== BRIEF ==
From the listing that follows, output everything exactly except the pictures.

[start of DATASET EXTRACT]

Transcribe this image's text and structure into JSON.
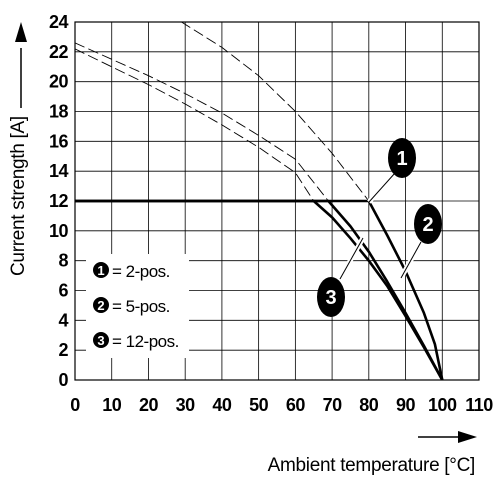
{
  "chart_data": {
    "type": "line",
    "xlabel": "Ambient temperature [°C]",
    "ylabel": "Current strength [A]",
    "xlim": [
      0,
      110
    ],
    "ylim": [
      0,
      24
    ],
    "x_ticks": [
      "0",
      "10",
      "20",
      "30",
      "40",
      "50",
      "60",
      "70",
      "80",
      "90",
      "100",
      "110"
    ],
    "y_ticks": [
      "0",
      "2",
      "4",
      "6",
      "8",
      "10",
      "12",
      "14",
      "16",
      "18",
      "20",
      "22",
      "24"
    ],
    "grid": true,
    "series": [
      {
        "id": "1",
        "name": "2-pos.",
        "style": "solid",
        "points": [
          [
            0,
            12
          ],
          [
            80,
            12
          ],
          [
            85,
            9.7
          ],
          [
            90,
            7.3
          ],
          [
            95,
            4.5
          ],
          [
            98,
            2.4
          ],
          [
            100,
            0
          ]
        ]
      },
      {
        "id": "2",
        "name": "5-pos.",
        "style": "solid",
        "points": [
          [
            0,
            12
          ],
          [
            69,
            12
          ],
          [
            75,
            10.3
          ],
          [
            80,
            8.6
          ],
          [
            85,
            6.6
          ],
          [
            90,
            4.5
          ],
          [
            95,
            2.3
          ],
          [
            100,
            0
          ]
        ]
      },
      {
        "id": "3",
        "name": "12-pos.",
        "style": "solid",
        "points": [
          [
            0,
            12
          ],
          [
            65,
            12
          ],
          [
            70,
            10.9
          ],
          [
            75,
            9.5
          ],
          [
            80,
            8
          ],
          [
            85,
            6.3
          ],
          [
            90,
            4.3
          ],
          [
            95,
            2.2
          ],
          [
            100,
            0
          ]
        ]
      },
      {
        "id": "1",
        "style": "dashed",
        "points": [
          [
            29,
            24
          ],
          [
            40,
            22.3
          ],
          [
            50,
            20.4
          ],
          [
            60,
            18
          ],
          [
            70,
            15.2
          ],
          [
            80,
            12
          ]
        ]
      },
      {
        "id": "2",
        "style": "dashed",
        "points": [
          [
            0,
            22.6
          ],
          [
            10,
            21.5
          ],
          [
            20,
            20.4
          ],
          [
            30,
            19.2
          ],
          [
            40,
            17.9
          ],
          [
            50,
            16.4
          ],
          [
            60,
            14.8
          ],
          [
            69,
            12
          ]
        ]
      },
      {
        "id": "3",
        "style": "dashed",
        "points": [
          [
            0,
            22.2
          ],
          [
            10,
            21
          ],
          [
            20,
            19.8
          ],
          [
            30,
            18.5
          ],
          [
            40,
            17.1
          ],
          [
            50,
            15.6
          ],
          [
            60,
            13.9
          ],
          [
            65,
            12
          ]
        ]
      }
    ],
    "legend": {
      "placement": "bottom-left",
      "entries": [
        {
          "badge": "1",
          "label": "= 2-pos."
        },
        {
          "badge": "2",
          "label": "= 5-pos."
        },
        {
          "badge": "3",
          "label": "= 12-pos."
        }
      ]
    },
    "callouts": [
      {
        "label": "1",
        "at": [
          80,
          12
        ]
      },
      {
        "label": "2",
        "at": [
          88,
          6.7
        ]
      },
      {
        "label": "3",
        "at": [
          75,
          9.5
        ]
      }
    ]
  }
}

[end of DATASET EXTRACT]

== ANSWER BELOW ==
Transcribe this image's text and structure into JSON.
{
  "chart_data": {
    "type": "line",
    "xlabel": "Ambient temperature [°C]",
    "ylabel": "Current strength [A]",
    "xlim": [
      0,
      110
    ],
    "ylim": [
      0,
      24
    ],
    "x_ticks": [
      "0",
      "10",
      "20",
      "30",
      "40",
      "50",
      "60",
      "70",
      "80",
      "90",
      "100",
      "110"
    ],
    "y_ticks": [
      "0",
      "2",
      "4",
      "6",
      "8",
      "10",
      "12",
      "14",
      "16",
      "18",
      "20",
      "22",
      "24"
    ],
    "grid": true,
    "series": [
      {
        "id": "1",
        "name": "2-pos.",
        "style": "solid",
        "points": [
          [
            0,
            12
          ],
          [
            80,
            12
          ],
          [
            85,
            9.7
          ],
          [
            90,
            7.3
          ],
          [
            95,
            4.5
          ],
          [
            98,
            2.4
          ],
          [
            100,
            0
          ]
        ]
      },
      {
        "id": "2",
        "name": "5-pos.",
        "style": "solid",
        "points": [
          [
            0,
            12
          ],
          [
            69,
            12
          ],
          [
            75,
            10.3
          ],
          [
            80,
            8.6
          ],
          [
            85,
            6.6
          ],
          [
            90,
            4.5
          ],
          [
            95,
            2.3
          ],
          [
            100,
            0
          ]
        ]
      },
      {
        "id": "3",
        "name": "12-pos.",
        "style": "solid",
        "points": [
          [
            0,
            12
          ],
          [
            65,
            12
          ],
          [
            70,
            10.9
          ],
          [
            75,
            9.5
          ],
          [
            80,
            8
          ],
          [
            85,
            6.3
          ],
          [
            90,
            4.3
          ],
          [
            95,
            2.2
          ],
          [
            100,
            0
          ]
        ]
      },
      {
        "id": "1",
        "style": "dashed",
        "points": [
          [
            29,
            24
          ],
          [
            40,
            22.3
          ],
          [
            50,
            20.4
          ],
          [
            60,
            18
          ],
          [
            70,
            15.2
          ],
          [
            80,
            12
          ]
        ]
      },
      {
        "id": "2",
        "style": "dashed",
        "points": [
          [
            0,
            22.6
          ],
          [
            10,
            21.5
          ],
          [
            20,
            20.4
          ],
          [
            30,
            19.2
          ],
          [
            40,
            17.9
          ],
          [
            50,
            16.4
          ],
          [
            60,
            14.8
          ],
          [
            69,
            12
          ]
        ]
      },
      {
        "id": "3",
        "style": "dashed",
        "points": [
          [
            0,
            22.2
          ],
          [
            10,
            21
          ],
          [
            20,
            19.8
          ],
          [
            30,
            18.5
          ],
          [
            40,
            17.1
          ],
          [
            50,
            15.6
          ],
          [
            60,
            13.9
          ],
          [
            65,
            12
          ]
        ]
      }
    ],
    "legend": {
      "placement": "bottom-left",
      "entries": [
        {
          "badge": "1",
          "label": "= 2-pos."
        },
        {
          "badge": "2",
          "label": "= 5-pos."
        },
        {
          "badge": "3",
          "label": "= 12-pos."
        }
      ]
    },
    "callouts": [
      {
        "label": "1",
        "at": [
          80,
          12
        ]
      },
      {
        "label": "2",
        "at": [
          88,
          6.7
        ]
      },
      {
        "label": "3",
        "at": [
          75,
          9.5
        ]
      }
    ]
  }
}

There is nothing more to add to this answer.